EXERCISE OBJECTIVE: List each line holding the string "this".

Dataset items:
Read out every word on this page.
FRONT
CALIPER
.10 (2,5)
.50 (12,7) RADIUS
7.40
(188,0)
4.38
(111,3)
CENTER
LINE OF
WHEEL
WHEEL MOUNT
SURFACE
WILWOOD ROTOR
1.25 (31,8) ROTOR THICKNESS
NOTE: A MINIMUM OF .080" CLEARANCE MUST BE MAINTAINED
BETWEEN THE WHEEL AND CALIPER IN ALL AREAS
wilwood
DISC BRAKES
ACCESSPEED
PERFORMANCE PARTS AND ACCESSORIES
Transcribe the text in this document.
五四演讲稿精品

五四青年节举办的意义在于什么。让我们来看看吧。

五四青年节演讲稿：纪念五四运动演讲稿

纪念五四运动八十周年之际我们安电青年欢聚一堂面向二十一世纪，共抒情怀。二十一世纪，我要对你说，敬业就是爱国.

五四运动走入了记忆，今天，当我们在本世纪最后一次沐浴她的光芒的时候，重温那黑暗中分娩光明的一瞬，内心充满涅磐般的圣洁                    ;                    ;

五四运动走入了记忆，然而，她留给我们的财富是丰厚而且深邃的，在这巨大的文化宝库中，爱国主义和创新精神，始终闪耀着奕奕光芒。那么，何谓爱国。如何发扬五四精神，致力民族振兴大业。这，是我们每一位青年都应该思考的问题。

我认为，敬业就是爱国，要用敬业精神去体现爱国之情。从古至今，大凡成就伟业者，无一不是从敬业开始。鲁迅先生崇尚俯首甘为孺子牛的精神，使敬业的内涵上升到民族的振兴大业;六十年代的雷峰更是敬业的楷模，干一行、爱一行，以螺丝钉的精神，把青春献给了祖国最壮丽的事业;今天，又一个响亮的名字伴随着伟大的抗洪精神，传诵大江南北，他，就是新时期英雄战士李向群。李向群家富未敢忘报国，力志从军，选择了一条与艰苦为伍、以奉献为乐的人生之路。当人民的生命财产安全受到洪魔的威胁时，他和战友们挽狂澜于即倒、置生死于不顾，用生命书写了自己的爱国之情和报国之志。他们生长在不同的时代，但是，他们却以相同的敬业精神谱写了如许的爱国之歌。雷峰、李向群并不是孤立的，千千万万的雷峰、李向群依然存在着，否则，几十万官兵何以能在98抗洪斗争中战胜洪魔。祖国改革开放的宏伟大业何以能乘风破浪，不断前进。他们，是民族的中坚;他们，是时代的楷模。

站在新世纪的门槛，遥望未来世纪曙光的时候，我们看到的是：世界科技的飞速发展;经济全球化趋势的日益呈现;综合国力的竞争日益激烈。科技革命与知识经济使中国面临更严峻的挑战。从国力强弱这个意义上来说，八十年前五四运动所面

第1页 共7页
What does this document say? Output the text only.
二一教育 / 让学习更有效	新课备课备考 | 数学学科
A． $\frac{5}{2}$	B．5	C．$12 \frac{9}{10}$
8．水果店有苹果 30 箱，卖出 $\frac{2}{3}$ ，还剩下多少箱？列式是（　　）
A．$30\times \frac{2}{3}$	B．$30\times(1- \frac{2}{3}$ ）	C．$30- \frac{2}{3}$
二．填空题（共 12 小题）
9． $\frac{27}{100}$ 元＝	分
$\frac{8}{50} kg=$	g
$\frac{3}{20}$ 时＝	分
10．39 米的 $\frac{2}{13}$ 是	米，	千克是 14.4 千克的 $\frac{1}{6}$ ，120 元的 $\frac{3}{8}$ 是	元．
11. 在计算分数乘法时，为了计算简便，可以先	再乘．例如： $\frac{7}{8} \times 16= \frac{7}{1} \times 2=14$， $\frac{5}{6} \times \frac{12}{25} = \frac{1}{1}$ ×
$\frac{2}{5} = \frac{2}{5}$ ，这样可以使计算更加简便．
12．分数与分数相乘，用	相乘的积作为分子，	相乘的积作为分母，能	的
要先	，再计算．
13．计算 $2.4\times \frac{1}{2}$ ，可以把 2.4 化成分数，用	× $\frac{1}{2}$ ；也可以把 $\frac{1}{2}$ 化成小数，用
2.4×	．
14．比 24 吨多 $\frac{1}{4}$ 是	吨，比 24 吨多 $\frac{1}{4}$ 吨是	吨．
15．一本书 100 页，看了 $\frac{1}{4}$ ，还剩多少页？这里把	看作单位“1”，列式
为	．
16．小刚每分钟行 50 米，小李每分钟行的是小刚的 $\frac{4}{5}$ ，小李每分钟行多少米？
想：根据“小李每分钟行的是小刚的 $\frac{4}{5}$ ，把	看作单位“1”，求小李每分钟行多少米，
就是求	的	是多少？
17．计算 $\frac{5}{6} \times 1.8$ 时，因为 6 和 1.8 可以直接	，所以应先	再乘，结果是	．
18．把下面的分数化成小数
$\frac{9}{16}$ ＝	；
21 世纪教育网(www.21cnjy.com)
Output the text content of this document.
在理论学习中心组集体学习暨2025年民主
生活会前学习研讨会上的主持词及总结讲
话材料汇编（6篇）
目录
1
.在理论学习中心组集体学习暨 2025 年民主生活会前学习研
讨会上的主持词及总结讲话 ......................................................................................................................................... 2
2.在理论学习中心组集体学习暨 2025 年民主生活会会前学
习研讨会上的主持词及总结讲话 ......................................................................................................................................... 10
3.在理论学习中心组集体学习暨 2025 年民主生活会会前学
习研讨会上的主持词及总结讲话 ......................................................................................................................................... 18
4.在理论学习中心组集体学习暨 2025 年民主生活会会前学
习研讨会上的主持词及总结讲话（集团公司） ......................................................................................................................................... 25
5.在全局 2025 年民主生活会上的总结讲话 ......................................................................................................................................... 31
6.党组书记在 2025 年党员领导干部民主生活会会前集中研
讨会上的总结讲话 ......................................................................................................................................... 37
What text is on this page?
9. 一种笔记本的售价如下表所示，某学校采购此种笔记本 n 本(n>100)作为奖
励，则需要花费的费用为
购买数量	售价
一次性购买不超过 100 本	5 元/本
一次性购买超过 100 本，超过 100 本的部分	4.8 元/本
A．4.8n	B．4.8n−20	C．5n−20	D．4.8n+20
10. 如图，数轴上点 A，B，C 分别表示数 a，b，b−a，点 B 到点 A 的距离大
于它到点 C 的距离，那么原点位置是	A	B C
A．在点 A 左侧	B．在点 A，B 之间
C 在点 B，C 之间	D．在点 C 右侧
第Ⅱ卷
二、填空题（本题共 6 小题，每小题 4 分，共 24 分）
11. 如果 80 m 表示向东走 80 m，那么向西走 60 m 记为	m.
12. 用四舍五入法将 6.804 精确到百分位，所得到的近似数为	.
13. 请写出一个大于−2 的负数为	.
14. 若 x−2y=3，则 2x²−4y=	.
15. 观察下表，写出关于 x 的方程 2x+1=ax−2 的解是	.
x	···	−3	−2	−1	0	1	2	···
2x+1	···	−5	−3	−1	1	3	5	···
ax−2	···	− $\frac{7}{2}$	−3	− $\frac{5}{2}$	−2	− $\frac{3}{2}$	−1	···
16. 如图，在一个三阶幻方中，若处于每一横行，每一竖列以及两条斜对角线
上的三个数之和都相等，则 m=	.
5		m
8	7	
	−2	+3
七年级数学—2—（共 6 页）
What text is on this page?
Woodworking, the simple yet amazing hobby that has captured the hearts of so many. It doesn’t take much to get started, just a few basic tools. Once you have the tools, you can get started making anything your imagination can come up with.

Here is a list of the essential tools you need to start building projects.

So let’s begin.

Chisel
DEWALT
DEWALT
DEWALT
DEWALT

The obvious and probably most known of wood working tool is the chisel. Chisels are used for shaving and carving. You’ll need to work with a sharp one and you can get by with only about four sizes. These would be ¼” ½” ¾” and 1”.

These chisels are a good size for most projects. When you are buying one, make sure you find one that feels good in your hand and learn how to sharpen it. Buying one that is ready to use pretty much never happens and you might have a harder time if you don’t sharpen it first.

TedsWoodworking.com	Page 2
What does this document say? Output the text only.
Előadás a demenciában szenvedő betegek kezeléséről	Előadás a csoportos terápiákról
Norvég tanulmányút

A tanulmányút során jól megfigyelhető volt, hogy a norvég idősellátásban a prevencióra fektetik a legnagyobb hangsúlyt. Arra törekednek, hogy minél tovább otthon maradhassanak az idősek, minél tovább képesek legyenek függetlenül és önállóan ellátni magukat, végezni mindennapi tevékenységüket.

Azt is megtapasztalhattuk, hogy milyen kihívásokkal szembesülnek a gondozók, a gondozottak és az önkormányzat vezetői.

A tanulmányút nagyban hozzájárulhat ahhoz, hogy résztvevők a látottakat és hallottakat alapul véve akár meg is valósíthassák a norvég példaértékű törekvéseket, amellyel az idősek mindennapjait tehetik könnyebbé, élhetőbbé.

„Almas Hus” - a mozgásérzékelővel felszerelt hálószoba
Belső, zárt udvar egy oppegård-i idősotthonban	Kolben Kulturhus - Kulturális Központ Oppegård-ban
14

EXERCISE ANSWER:
Read out every word on this page.
Transcribe the text in this document.
What does this document say? Output the text only.
Output the text content of this document.
What text is on this page?
What text is on this page?
What does this document say? Output the text only.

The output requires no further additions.